**Lines of data**
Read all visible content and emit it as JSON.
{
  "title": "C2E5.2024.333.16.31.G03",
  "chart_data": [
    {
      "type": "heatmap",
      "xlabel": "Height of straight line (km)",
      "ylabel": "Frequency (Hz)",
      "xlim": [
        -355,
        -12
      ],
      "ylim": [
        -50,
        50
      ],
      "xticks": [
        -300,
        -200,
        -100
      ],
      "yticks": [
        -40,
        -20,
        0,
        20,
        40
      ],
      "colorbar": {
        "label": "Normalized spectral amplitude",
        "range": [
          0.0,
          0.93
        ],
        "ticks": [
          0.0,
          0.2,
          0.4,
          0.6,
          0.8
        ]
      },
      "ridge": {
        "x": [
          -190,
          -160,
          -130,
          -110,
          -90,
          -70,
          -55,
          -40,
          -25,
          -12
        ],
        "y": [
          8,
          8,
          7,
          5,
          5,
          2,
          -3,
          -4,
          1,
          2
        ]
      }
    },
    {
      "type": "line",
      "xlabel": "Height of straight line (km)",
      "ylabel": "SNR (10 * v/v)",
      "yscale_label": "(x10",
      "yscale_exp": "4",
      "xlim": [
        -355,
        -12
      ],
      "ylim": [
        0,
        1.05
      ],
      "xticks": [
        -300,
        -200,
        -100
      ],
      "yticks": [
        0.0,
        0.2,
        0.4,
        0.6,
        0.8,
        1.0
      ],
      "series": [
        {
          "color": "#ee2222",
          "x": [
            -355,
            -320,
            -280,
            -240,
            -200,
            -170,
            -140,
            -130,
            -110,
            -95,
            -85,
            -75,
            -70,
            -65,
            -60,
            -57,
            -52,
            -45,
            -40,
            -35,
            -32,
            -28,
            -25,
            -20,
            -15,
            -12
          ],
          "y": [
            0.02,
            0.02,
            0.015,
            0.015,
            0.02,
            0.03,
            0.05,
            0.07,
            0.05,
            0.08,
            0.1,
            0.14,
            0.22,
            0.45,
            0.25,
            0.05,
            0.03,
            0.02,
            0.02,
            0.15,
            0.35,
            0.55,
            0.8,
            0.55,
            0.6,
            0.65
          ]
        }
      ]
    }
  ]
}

**Given request**
Say how many lines of the listing above contain "ylabel", with no other words.

**Full solution**
2